***** Provided data *****
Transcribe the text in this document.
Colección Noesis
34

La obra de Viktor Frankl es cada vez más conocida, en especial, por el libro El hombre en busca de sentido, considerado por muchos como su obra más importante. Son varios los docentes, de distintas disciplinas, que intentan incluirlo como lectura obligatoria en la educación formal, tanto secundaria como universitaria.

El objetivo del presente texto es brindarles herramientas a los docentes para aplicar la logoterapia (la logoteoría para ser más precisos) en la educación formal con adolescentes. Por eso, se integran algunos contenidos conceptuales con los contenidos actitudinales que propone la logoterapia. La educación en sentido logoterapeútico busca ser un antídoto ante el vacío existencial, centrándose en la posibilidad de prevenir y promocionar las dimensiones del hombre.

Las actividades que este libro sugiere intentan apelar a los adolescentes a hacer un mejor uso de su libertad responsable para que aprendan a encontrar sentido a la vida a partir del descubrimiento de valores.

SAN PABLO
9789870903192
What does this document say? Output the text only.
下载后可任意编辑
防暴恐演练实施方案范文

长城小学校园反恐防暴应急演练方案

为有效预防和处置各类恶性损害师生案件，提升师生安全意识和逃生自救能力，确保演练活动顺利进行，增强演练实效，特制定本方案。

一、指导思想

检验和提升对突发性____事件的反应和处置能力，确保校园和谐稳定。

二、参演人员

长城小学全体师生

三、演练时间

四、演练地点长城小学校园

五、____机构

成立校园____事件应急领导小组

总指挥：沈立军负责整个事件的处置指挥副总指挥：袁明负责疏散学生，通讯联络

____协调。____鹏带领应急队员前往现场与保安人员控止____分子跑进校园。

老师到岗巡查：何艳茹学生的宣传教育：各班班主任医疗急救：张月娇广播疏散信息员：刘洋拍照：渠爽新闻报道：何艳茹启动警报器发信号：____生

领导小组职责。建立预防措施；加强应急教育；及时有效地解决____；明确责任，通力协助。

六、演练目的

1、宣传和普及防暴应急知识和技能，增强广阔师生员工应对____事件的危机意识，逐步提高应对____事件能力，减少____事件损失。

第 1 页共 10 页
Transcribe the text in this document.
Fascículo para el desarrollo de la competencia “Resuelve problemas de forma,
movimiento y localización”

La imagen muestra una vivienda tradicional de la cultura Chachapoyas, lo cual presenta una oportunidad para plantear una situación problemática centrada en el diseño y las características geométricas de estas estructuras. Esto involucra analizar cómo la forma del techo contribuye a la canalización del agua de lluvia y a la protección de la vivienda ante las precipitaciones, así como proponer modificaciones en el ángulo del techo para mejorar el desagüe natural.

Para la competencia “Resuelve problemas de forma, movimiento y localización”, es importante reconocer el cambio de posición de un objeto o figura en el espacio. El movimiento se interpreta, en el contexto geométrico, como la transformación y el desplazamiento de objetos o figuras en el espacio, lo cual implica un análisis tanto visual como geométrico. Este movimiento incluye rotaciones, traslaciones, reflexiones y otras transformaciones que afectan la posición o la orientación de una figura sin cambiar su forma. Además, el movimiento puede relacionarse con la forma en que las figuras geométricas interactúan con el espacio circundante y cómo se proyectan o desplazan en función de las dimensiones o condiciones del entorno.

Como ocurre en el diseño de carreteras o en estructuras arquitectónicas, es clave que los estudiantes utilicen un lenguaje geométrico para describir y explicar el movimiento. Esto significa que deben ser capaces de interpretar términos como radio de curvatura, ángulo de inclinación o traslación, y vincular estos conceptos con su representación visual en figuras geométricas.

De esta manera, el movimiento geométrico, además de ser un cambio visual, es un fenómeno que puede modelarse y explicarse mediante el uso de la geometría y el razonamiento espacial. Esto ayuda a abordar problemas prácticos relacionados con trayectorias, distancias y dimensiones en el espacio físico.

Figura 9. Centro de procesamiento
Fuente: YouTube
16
*****
Exercise details: Copy every line of the records word for word.

Solution for this exercise:
Transcribe the text in this document.
Colección Noesis
34

La obra de Viktor Frankl es cada vez más conocida, en especial, por el libro El hombre en busca de sentido, considerado por muchos como su obra más importante. Son varios los docentes, de distintas disciplinas, que intentan incluirlo como lectura obligatoria en la educación formal, tanto secundaria como universitaria.

El objetivo del presente texto es brindarles herramientas a los docentes para aplicar la logoterapia (la logoteoría para ser más precisos) en la educación formal con adolescentes. Por eso, se integran algunos contenidos conceptuales con los contenidos actitudinales que propone la logoterapia. La educación en sentido logoterapeútico busca ser un antídoto ante el vacío existencial, centrándose en la posibilidad de prevenir y promocionar las dimensiones del hombre.

Las actividades que este libro sugiere intentan apelar a los adolescentes a hacer un mejor uso de su libertad responsable para que aprendan a encontrar sentido a la vida a partir del descubrimiento de valores.

SAN PABLO
9789870903192
What does this document say? Output the text only.
下载后可任意编辑
防暴恐演练实施方案范文

长城小学校园反恐防暴应急演练方案

为有效预防和处置各类恶性损害师生案件，提升师生安全意识和逃生自救能力，确保演练活动顺利进行，增强演练实效，特制定本方案。

一、指导思想

检验和提升对突发性____事件的反应和处置能力，确保校园和谐稳定。

二、参演人员

长城小学全体师生

三、演练时间

四、演练地点长城小学校园

五、____机构

成立校园____事件应急领导小组

总指挥：沈立军负责整个事件的处置指挥副总指挥：袁明负责疏散学生，通讯联络

____协调。____鹏带领应急队员前往现场与保安人员控止____分子跑进校园。

老师到岗巡查：何艳茹学生的宣传教育：各班班主任医疗急救：张月娇广播疏散信息员：刘洋拍照：渠爽新闻报道：何艳茹启动警报器发信号：____生

领导小组职责。建立预防措施；加强应急教育；及时有效地解决____；明确责任，通力协助。

六、演练目的

1、宣传和普及防暴应急知识和技能，增强广阔师生员工应对____事件的危机意识，逐步提高应对____事件能力，减少____事件损失。

第 1 页共 10 页
Transcribe the text in this document.
Fascículo para el desarrollo de la competencia “Resuelve problemas de forma,
movimiento y localización”

La imagen muestra una vivienda tradicional de la cultura Chachapoyas, lo cual presenta una oportunidad para plantear una situación problemática centrada en el diseño y las características geométricas de estas estructuras. Esto involucra analizar cómo la forma del techo contribuye a la canalización del agua de lluvia y a la protección de la vivienda ante las precipitaciones, así como proponer modificaciones en el ángulo del techo para mejorar el desagüe natural.

Para la competencia “Resuelve problemas de forma, movimiento y localización”, es importante reconocer el cambio de posición de un objeto o figura en el espacio. El movimiento se interpreta, en el contexto geométrico, como la transformación y el desplazamiento de objetos o figuras en el espacio, lo cual implica un análisis tanto visual como geométrico. Este movimiento incluye rotaciones, traslaciones, reflexiones y otras transformaciones que afectan la posición o la orientación de una figura sin cambiar su forma. Además, el movimiento puede relacionarse con la forma en que las figuras geométricas interactúan con el espacio circundante y cómo se proyectan o desplazan en función de las dimensiones o condiciones del entorno.

Como ocurre en el diseño de carreteras o en estructuras arquitectónicas, es clave que los estudiantes utilicen un lenguaje geométrico para describir y explicar el movimiento. Esto significa que deben ser capaces de interpretar términos como radio de curvatura, ángulo de inclinación o traslación, y vincular estos conceptos con su representación visual en figuras geométricas.

De esta manera, el movimiento geométrico, además de ser un cambio visual, es un fenómeno que puede modelarse y explicarse mediante el uso de la geometría y el razonamiento espacial. Esto ayuda a abordar problemas prácticos relacionados con trayectorias, distancias y dimensiones en el espacio físico.

Figura 9. Centro de procesamiento
Fuente: YouTube
16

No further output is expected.